▸ Work to be completed: Quote the full listing word for word.

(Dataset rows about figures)
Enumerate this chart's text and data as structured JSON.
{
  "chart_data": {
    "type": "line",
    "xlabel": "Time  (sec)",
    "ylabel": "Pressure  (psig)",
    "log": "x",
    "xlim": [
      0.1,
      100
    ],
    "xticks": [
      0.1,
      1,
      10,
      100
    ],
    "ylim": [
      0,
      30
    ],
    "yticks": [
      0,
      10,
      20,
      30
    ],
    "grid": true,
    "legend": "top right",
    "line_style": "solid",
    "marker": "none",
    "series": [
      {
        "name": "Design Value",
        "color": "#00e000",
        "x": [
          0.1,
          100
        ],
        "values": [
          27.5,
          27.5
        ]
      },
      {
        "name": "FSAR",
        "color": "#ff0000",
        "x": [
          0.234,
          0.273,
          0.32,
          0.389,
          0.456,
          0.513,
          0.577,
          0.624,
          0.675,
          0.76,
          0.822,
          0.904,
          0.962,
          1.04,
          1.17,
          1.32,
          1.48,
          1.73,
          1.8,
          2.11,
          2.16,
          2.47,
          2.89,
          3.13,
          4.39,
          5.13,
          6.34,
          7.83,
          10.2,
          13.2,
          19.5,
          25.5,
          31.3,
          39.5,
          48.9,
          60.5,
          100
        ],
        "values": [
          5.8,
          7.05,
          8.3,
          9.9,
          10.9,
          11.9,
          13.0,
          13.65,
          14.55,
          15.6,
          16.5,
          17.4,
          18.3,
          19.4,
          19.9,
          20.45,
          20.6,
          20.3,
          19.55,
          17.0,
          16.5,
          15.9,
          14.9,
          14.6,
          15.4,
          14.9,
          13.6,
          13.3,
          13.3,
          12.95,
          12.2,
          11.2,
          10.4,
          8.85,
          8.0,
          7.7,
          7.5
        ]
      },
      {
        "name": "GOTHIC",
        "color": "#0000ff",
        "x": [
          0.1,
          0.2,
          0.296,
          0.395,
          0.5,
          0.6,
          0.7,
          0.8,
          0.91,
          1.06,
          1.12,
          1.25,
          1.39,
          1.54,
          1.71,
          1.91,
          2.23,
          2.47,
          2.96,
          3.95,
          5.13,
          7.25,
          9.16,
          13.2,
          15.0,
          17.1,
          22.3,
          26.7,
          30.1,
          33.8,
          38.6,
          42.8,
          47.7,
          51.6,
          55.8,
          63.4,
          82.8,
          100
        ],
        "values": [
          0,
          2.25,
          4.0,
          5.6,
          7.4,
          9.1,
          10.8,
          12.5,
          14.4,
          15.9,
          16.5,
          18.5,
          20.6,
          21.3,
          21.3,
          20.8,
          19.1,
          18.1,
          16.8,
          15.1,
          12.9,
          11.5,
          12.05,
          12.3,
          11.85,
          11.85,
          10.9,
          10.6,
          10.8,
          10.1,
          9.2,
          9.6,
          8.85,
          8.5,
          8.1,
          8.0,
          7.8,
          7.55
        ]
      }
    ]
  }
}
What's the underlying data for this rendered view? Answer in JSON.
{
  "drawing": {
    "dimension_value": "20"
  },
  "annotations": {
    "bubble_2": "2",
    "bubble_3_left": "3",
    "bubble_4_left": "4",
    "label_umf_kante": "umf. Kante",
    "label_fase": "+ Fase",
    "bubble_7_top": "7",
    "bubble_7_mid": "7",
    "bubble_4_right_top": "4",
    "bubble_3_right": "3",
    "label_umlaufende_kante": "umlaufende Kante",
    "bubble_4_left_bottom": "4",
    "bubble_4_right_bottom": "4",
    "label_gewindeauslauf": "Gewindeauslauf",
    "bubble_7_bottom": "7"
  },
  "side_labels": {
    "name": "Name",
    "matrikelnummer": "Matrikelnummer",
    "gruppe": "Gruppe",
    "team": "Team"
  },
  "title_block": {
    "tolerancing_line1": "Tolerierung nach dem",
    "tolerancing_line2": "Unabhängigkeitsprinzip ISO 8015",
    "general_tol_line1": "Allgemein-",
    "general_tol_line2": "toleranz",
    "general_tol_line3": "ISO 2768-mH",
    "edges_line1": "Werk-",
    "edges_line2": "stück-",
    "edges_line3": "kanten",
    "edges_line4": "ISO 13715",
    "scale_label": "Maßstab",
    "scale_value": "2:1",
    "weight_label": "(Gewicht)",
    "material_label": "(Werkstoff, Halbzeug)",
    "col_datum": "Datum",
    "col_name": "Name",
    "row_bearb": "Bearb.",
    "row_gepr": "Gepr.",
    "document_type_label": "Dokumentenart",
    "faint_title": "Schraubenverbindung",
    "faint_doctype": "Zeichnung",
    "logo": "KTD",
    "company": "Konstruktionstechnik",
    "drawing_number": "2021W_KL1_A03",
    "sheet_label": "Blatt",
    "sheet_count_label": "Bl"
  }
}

▸ Written answer:
Enumerate this chart's text and data as structured JSON.
{
  "chart_data": {
    "type": "line",
    "xlabel": "Time  (sec)",
    "ylabel": "Pressure  (psig)",
    "log": "x",
    "xlim": [
      0.1,
      100
    ],
    "xticks": [
      0.1,
      1,
      10,
      100
    ],
    "ylim": [
      0,
      30
    ],
    "yticks": [
      0,
      10,
      20,
      30
    ],
    "grid": true,
    "legend": "top right",
    "line_style": "solid",
    "marker": "none",
    "series": [
      {
        "name": "Design Value",
        "color": "#00e000",
        "x": [
          0.1,
          100
        ],
        "values": [
          27.5,
          27.5
        ]
      },
      {
        "name": "FSAR",
        "color": "#ff0000",
        "x": [
          0.234,
          0.273,
          0.32,
          0.389,
          0.456,
          0.513,
          0.577,
          0.624,
          0.675,
          0.76,
          0.822,
          0.904,
          0.962,
          1.04,
          1.17,
          1.32,
          1.48,
          1.73,
          1.8,
          2.11,
          2.16,
          2.47,
          2.89,
          3.13,
          4.39,
          5.13,
          6.34,
          7.83,
          10.2,
          13.2,
          19.5,
          25.5,
          31.3,
          39.5,
          48.9,
          60.5,
          100
        ],
        "values": [
          5.8,
          7.05,
          8.3,
          9.9,
          10.9,
          11.9,
          13.0,
          13.65,
          14.55,
          15.6,
          16.5,
          17.4,
          18.3,
          19.4,
          19.9,
          20.45,
          20.6,
          20.3,
          19.55,
          17.0,
          16.5,
          15.9,
          14.9,
          14.6,
          15.4,
          14.9,
          13.6,
          13.3,
          13.3,
          12.95,
          12.2,
          11.2,
          10.4,
          8.85,
          8.0,
          7.7,
          7.5
        ]
      },
      {
        "name": "GOTHIC",
        "color": "#0000ff",
        "x": [
          0.1,
          0.2,
          0.296,
          0.395,
          0.5,
          0.6,
          0.7,
          0.8,
          0.91,
          1.06,
          1.12,
          1.25,
          1.39,
          1.54,
          1.71,
          1.91,
          2.23,
          2.47,
          2.96,
          3.95,
          5.13,
          7.25,
          9.16,
          13.2,
          15.0,
          17.1,
          22.3,
          26.7,
          30.1,
          33.8,
          38.6,
          42.8,
          47.7,
          51.6,
          55.8,
          63.4,
          82.8,
          100
        ],
        "values": [
          0,
          2.25,
          4.0,
          5.6,
          7.4,
          9.1,
          10.8,
          12.5,
          14.4,
          15.9,
          16.5,
          18.5,
          20.6,
          21.3,
          21.3,
          20.8,
          19.1,
          18.1,
          16.8,
          15.1,
          12.9,
          11.5,
          12.05,
          12.3,
          11.85,
          11.85,
          10.9,
          10.6,
          10.8,
          10.1,
          9.2,
          9.6,
          8.85,
          8.5,
          8.1,
          8.0,
          7.8,
          7.55
        ]
      }
    ]
  }
}
What's the underlying data for this rendered view? Answer in JSON.
{
  "drawing": {
    "dimension_value": "20"
  },
  "annotations": {
    "bubble_2": "2",
    "bubble_3_left": "3",
    "bubble_4_left": "4",
    "label_umf_kante": "umf. Kante",
    "label_fase": "+ Fase",
    "bubble_7_top": "7",
    "bubble_7_mid": "7",
    "bubble_4_right_top": "4",
    "bubble_3_right": "3",
    "label_umlaufende_kante": "umlaufende Kante",
    "bubble_4_left_bottom": "4",
    "bubble_4_right_bottom": "4",
    "label_gewindeauslauf": "Gewindeauslauf",
    "bubble_7_bottom": "7"
  },
  "side_labels": {
    "name": "Name",
    "matrikelnummer": "Matrikelnummer",
    "gruppe": "Gruppe",
    "team": "Team"
  },
  "title_block": {
    "tolerancing_line1": "Tolerierung nach dem",
    "tolerancing_line2": "Unabhängigkeitsprinzip ISO 8015",
    "general_tol_line1": "Allgemein-",
    "general_tol_line2": "toleranz",
    "general_tol_line3": "ISO 2768-mH",
    "edges_line1": "Werk-",
    "edges_line2": "stück-",
    "edges_line3": "kanten",
    "edges_line4": "ISO 13715",
    "scale_label": "Maßstab",
    "scale_value": "2:1",
    "weight_label": "(Gewicht)",
    "material_label": "(Werkstoff, Halbzeug)",
    "col_datum": "Datum",
    "col_name": "Name",
    "row_bearb": "Bearb.",
    "row_gepr": "Gepr.",
    "document_type_label": "Dokumentenart",
    "faint_title": "Schraubenverbindung",
    "faint_doctype": "Zeichnung",
    "logo": "KTD",
    "company": "Konstruktionstechnik",
    "drawing_number": "2021W_KL1_A03",
    "sheet_label": "Blatt",
    "sheet_count_label": "Bl"
  }
}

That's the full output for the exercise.